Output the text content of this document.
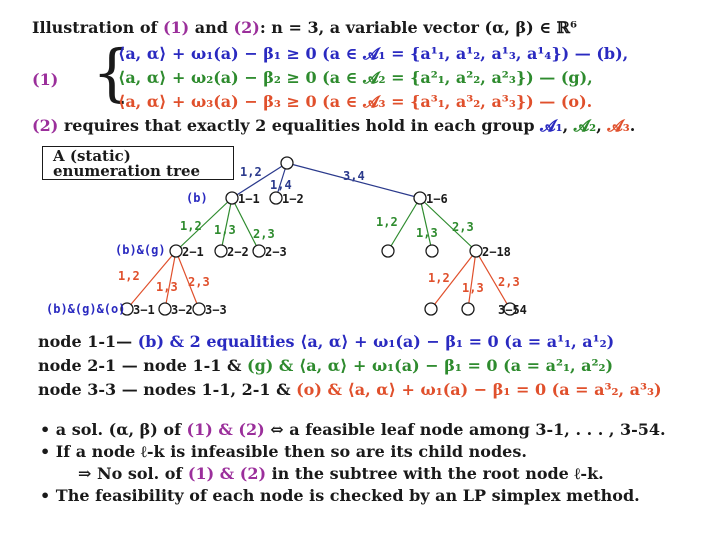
Illustration of (1) and (2): n = 3, a variable vector (α, β) ∈ ℝ⁶
(1) {
⟨a, α⟩ + ω₁(a) − β₁ ≥ 0 (a ∈ 𝓐₁ = {a¹₁, a¹₂, a¹₃, a¹₄}) — (b),
⟨a, α⟩ + ω₂(a) − β₂ ≥ 0 (a ∈ 𝓐₂ = {a²₁, a²₂, a²₃}) — (g),
⟨a, α⟩ + ω₃(a) − β₃ ≥ 0 (a ∈ 𝓐₃ = {a³₁, a³₂, a³₃}) — (o).
(2) requires that exactly 2 equalities hold in each group 𝓐₁, 𝓐₂, 𝓐₃.
A (static)
enumeration tree	1,2
1,4
3,4
1−1 1−2	1−6
(b)
1,2 1,3 2,3
1,2
1,3 2,3
(b)&(g) 2−1 2−2 2−3	2−18
1,2
1,3 2,3	1,2
1,3 2,3
(b)&(g)&(o) 3−1 3−2 3−3	3−54
node 1-1— (b) & 2 equalities ⟨a, α⟩ + ω₁(a) − β₁ = 0 (a = a¹₁, a¹₂)
node 2-1 — node 1-1 & (g) & ⟨a, α⟩ + ω₁(a) − β₁ = 0 (a = a²₁, a²₂)
node 3-3 — nodes 1-1, 2-1 & (o) & ⟨a, α⟩ + ω₁(a) − β₁ = 0 (a = a³₂, a³₃)
• a sol. (α, β) of (1) & (2) ⇔ a feasible leaf node among 3-1, . . . , 3-54.
• If a node ℓ-k is infeasible then so are its child nodes.
⇒ No sol. of (1) & (2) in the subtree with the root node ℓ-k.
• The feasibility of each node is checked by an LP simplex method.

═══

Copy every line of the data word for word, omitting the images.

▸ **THE SOLUTION**
Output the text content of this document.
Illustration of (1) and (2): n = 3, a variable vector (α, β) ∈ ℝ⁶
(1) {
⟨a, α⟩ + ω₁(a) − β₁ ≥ 0 (a ∈ 𝓐₁ = {a¹₁, a¹₂, a¹₃, a¹₄}) — (b),
⟨a, α⟩ + ω₂(a) − β₂ ≥ 0 (a ∈ 𝓐₂ = {a²₁, a²₂, a²₃}) — (g),
⟨a, α⟩ + ω₃(a) − β₃ ≥ 0 (a ∈ 𝓐₃ = {a³₁, a³₂, a³₃}) — (o).
(2) requires that exactly 2 equalities hold in each group 𝓐₁, 𝓐₂, 𝓐₃.
A (static)
enumeration tree	1,2
1,4
3,4
1−1 1−2	1−6
(b)
1,2 1,3 2,3
1,2
1,3 2,3
(b)&(g) 2−1 2−2 2−3	2−18
1,2
1,3 2,3	1,2
1,3 2,3
(b)&(g)&(o) 3−1 3−2 3−3	3−54
node 1-1— (b) & 2 equalities ⟨a, α⟩ + ω₁(a) − β₁ = 0 (a = a¹₁, a¹₂)
node 2-1 — node 1-1 & (g) & ⟨a, α⟩ + ω₁(a) − β₁ = 0 (a = a²₁, a²₂)
node 3-3 — nodes 1-1, 2-1 & (o) & ⟨a, α⟩ + ω₁(a) − β₁ = 0 (a = a³₂, a³₃)
• a sol. (α, β) of (1) & (2) ⇔ a feasible leaf node among 3-1, . . . , 3-54.
• If a node ℓ-k is infeasible then so are its child nodes.
⇒ No sol. of (1) & (2) in the subtree with the root node ℓ-k.
• The feasibility of each node is checked by an LP simplex method.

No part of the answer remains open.